_TO DO_
Do not copy the pictures; transcribe all other material exactly.

_Records_
########

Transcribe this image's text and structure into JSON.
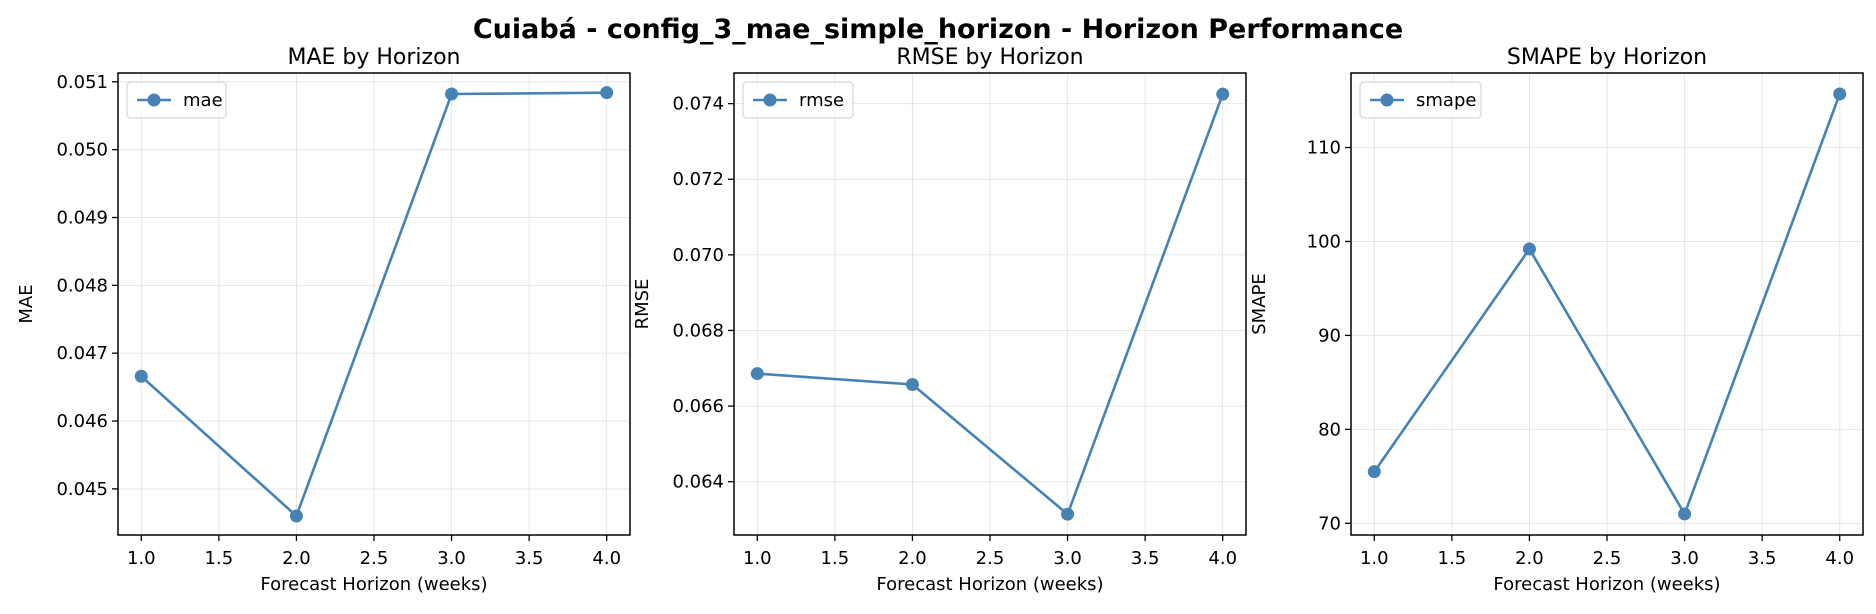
{
  "figure": {
    "title": "Cuiabá - config_3_mae_simple_horizon - Horizon Performance"
  },
  "colors": {
    "series": "#4682b4"
  },
  "chart_data": [
    {
      "type": "line",
      "title": "MAE by Horizon",
      "xlabel": "Forecast Horizon (weeks)",
      "ylabel": "MAE",
      "x": [
        1.0,
        2.0,
        3.0,
        4.0
      ],
      "series": [
        {
          "name": "mae",
          "values": [
            0.04666,
            0.0446,
            0.05082,
            0.05084
          ]
        }
      ],
      "xlim": [
        0.85,
        4.15
      ],
      "ylim": [
        0.04432,
        0.05113
      ],
      "xticks": [
        "1.0",
        "1.5",
        "2.0",
        "2.5",
        "3.0",
        "3.5",
        "4.0"
      ],
      "yticks": [
        "0.045",
        "0.046",
        "0.047",
        "0.048",
        "0.049",
        "0.050",
        "0.051"
      ],
      "grid": true,
      "legend": "upper left"
    },
    {
      "type": "line",
      "title": "RMSE by Horizon",
      "xlabel": "Forecast Horizon (weeks)",
      "ylabel": "RMSE",
      "x": [
        1.0,
        2.0,
        3.0,
        4.0
      ],
      "series": [
        {
          "name": "rmse",
          "values": [
            0.06686,
            0.06657,
            0.06314,
            0.07425
          ]
        }
      ],
      "xlim": [
        0.85,
        4.15
      ],
      "ylim": [
        0.06259,
        0.07481
      ],
      "xticks": [
        "1.0",
        "1.5",
        "2.0",
        "2.5",
        "3.0",
        "3.5",
        "4.0"
      ],
      "yticks": [
        "0.064",
        "0.066",
        "0.068",
        "0.070",
        "0.072",
        "0.074"
      ],
      "grid": true,
      "legend": "upper left"
    },
    {
      "type": "line",
      "title": "SMAPE by Horizon",
      "xlabel": "Forecast Horizon (weeks)",
      "ylabel": "SMAPE",
      "x": [
        1.0,
        2.0,
        3.0,
        4.0
      ],
      "series": [
        {
          "name": "smape",
          "values": [
            75.5,
            99.2,
            71.0,
            115.7
          ]
        }
      ],
      "xlim": [
        0.85,
        4.15
      ],
      "ylim": [
        68.76,
        117.93
      ],
      "xticks": [
        "1.0",
        "1.5",
        "2.0",
        "2.5",
        "3.0",
        "3.5",
        "4.0"
      ],
      "yticks": [
        "70",
        "80",
        "90",
        "100",
        "110"
      ],
      "grid": true,
      "legend": "upper left"
    }
  ]
}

########

_SOLUTION TO THE PROBLEM_
Transcribe this image's text and structure into JSON.
{
  "figure": {
    "title": "Cuiabá - config_3_mae_simple_horizon - Horizon Performance"
  },
  "colors": {
    "series": "#4682b4"
  },
  "chart_data": [
    {
      "type": "line",
      "title": "MAE by Horizon",
      "xlabel": "Forecast Horizon (weeks)",
      "ylabel": "MAE",
      "x": [
        1.0,
        2.0,
        3.0,
        4.0
      ],
      "series": [
        {
          "name": "mae",
          "values": [
            0.04666,
            0.0446,
            0.05082,
            0.05084
          ]
        }
      ],
      "xlim": [
        0.85,
        4.15
      ],
      "ylim": [
        0.04432,
        0.05113
      ],
      "xticks": [
        "1.0",
        "1.5",
        "2.0",
        "2.5",
        "3.0",
        "3.5",
        "4.0"
      ],
      "yticks": [
        "0.045",
        "0.046",
        "0.047",
        "0.048",
        "0.049",
        "0.050",
        "0.051"
      ],
      "grid": true,
      "legend": "upper left"
    },
    {
      "type": "line",
      "title": "RMSE by Horizon",
      "xlabel": "Forecast Horizon (weeks)",
      "ylabel": "RMSE",
      "x": [
        1.0,
        2.0,
        3.0,
        4.0
      ],
      "series": [
        {
          "name": "rmse",
          "values": [
            0.06686,
            0.06657,
            0.06314,
            0.07425
          ]
        }
      ],
      "xlim": [
        0.85,
        4.15
      ],
      "ylim": [
        0.06259,
        0.07481
      ],
      "xticks": [
        "1.0",
        "1.5",
        "2.0",
        "2.5",
        "3.0",
        "3.5",
        "4.0"
      ],
      "yticks": [
        "0.064",
        "0.066",
        "0.068",
        "0.070",
        "0.072",
        "0.074"
      ],
      "grid": true,
      "legend": "upper left"
    },
    {
      "type": "line",
      "title": "SMAPE by Horizon",
      "xlabel": "Forecast Horizon (weeks)",
      "ylabel": "SMAPE",
      "x": [
        1.0,
        2.0,
        3.0,
        4.0
      ],
      "series": [
        {
          "name": "smape",
          "values": [
            75.5,
            99.2,
            71.0,
            115.7
          ]
        }
      ],
      "xlim": [
        0.85,
        4.15
      ],
      "ylim": [
        68.76,
        117.93
      ],
      "xticks": [
        "1.0",
        "1.5",
        "2.0",
        "2.5",
        "3.0",
        "3.5",
        "4.0"
      ],
      "yticks": [
        "70",
        "80",
        "90",
        "100",
        "110"
      ],
      "grid": true,
      "legend": "upper left"
    }
  ]
}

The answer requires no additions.